Stated task: Reproduce the passage of the text on Icinga's challenges from "In infrastructure environments" to "we bring clarity?" word for word.

Reading text:
——————
Here’s a list of just a few things that we come across regularly. These are the major challenges that will pave the way for the further evolution of Icinga:


Monitoring things that are not hosts or services

In infrastructure environments that are built the “traditional” way, as we call it, having a set of services assigned to a host works very well. It clearly separates one device from another and what you get is a straightforward overview, easy to understand and to monitor.

Monitoring technologies that can not be separated in that way become more difficult: any kind of clusters and the resources running on those, stacked network equipment, containers, pods, just to name a few things. The workaround is to create dummy hosts or dummy services within Icinga. This works okay, but it blurs the vision and things are not so clear anymore.
So, how can we bring clarity?


Visualizing infrastructure properly

Clarity is crucial when monitoring server infrastructure. To provide clarity, the different aspects and components must be displayed as such. A server should be identifiable as a server, a disk as a disk, a network switch, cluster or container as well. Only then administrators can easily understand what is going on and what they need to do to fix devices or applications that are down or broken.
We want to be able to distinguish and classify things at the very first glance.


Interpret and process the data we collect

The just mentioned challenge is connected directly to another one. Icinga is not just another pool for data. The data we collect has an actual meaning and helps you identify problems. To squeeze out the most important information from that data, it needs to be processed properly so it can be interpreted easily. Bringing clarity to a world where hundreds of thousands of servers, VMs and other things are managed by just a few operators is a very tough task.
We need to make sure to process data in the most useful way for all kinds of users. 


Extend the actual monitoring capabilities

We’ve had an eye on flexibility and integrability from the beginning. Icinga 2 is extended either with built-in features and with monitoring plugins, notification scripts and event handlers. Icinga Web 2 is extended with modules. Other tools are connected with Icinga either through these ways or directly by using the Icinga API. But to extend Icinga with completely new monitoring capabilities, the mentioned approaches are still too limiting. Again we need to move on. Find new paths.


Notifications based on data collected by Icinga Modules

With the mentioned challenges in mind, we figured out that an appropriate way to extend Icinga’s capabilities is to evolve the way we extend Icinga with modules. Modules are the perfect solution for all above mentioned challenges. I’ll tell you why.
——————
Given data:
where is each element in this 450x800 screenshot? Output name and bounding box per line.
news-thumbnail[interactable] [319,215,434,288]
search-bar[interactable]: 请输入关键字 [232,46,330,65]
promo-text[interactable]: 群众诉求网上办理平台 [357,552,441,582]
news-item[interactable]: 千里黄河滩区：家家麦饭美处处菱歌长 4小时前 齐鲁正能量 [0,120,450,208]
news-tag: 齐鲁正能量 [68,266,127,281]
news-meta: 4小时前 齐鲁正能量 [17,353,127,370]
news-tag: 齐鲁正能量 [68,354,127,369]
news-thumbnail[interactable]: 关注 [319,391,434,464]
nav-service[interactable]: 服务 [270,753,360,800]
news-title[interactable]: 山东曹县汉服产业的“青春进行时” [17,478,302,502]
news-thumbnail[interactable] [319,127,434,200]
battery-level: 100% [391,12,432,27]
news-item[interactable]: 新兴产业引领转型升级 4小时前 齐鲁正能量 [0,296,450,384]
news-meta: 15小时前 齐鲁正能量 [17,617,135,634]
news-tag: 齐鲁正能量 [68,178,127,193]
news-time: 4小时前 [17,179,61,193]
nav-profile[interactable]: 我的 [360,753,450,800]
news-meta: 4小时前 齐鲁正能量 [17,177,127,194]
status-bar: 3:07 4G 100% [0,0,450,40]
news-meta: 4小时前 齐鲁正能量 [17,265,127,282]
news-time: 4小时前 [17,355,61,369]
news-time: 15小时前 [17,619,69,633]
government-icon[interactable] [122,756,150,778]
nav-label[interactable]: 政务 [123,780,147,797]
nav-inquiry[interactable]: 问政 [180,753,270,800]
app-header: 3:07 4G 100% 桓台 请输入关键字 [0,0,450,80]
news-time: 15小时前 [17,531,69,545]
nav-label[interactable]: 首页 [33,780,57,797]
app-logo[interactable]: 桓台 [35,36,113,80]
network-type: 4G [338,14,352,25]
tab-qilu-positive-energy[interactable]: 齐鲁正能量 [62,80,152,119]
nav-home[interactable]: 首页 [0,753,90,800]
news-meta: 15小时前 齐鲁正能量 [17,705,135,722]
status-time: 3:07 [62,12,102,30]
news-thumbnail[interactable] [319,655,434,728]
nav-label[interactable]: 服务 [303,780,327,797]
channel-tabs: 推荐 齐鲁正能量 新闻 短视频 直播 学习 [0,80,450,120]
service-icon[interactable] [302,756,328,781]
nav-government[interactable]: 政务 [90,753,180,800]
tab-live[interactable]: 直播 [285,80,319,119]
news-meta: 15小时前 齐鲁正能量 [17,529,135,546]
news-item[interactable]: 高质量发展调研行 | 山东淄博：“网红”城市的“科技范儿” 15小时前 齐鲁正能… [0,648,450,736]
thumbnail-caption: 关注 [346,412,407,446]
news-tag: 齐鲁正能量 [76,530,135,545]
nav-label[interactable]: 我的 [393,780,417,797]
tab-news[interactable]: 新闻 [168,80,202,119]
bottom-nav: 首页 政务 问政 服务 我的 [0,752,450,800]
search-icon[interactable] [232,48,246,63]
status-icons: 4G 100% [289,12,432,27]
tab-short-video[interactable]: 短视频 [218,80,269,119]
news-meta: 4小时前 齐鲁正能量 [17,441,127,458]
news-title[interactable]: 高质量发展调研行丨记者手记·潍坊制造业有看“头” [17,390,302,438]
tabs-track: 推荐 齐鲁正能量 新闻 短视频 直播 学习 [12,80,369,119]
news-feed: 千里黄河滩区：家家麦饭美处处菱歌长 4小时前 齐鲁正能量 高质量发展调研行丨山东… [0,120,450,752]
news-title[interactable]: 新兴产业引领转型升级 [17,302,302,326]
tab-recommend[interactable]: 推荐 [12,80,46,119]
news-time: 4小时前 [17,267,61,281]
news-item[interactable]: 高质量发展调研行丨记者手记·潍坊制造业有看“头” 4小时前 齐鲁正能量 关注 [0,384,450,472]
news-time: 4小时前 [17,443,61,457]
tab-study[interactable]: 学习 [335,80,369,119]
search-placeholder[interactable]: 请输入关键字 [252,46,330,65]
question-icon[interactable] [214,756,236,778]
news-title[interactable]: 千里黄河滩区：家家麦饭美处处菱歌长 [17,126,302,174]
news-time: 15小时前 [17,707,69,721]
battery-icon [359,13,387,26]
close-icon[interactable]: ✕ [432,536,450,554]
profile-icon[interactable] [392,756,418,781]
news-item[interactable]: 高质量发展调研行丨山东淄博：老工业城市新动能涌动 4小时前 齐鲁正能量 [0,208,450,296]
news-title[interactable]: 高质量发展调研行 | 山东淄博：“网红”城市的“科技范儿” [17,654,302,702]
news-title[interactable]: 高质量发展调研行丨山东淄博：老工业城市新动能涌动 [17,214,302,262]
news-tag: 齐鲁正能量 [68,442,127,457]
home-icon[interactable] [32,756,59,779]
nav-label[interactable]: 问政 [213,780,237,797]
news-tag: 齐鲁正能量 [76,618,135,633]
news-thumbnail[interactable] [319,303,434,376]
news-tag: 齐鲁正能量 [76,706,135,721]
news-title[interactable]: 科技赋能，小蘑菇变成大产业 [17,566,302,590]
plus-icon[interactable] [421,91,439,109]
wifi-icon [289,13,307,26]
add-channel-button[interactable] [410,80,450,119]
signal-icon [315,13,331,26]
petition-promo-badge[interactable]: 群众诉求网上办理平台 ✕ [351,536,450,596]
——————
Worked solution:
In infrastructure environments that are built the “traditional” way, as we call it, having a set of services assigned to a host works very well. It clearly separates one device from another and what you get is a straightforward overview, easy to understand and to monitor.

Monitoring technologies that can not be separated in that way become more difficult: any kind of clusters and the resources running on those, stacked network equipment, containers, pods, just to name a few things. The workaround is to create dummy hosts or dummy services within Icinga. This works okay, but it blurs the vision and things are not so clear anymore.
So, how can we bring clarity?